• [What the task requires]
Reproduce the listing below exactly, minus its pictures.

--- BEGIN Data for this task ---

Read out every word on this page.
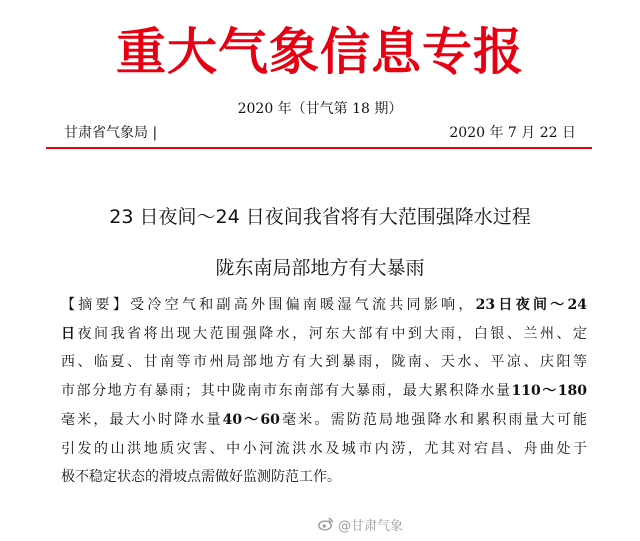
重大气象信息专报
2020 年（甘气第 18 期）
甘肃省气象局 |	2020 年 7 月 22 日
23 日夜间～24 日夜间我省将有大范围强降水过程
陇东南局部地方有大暴雨
【摘要】受冷空气和副高外围偏南暖湿气流共同影响，23日夜间～24
日夜间我省将出现大范围强降水，河东大部有中到大雨，白银、兰州、定
西、临夏、甘南等市州局部地方有大到暴雨，陇南、天水、平凉、庆阳等
市部分地方有暴雨；其中陇南市东南部有大暴雨，最大累积降水量110～180
毫米，最大小时降水量40～60毫米。需防范局地强降水和累积雨量大可能
引发的山洪地质灾害、中小河流洪水及城市内涝，尤其对宕昌、舟曲处于
极不稳定状态的滑坡点需做好监测防范工作。
@甘肃气象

--- END Data for this task ---

• [Task solution]
Read out every word on this page.
重大气象信息专报
2020 年（甘气第 18 期）
甘肃省气象局 |	2020 年 7 月 22 日
23 日夜间～24 日夜间我省将有大范围强降水过程
陇东南局部地方有大暴雨
【摘要】受冷空气和副高外围偏南暖湿气流共同影响，23日夜间～24
日夜间我省将出现大范围强降水，河东大部有中到大雨，白银、兰州、定
西、临夏、甘南等市州局部地方有大到暴雨，陇南、天水、平凉、庆阳等
市部分地方有暴雨；其中陇南市东南部有大暴雨，最大累积降水量110～180
毫米，最大小时降水量40～60毫米。需防范局地强降水和累积雨量大可能
引发的山洪地质灾害、中小河流洪水及城市内涝，尤其对宕昌、舟曲处于
极不稳定状态的滑坡点需做好监测防范工作。
@甘肃气象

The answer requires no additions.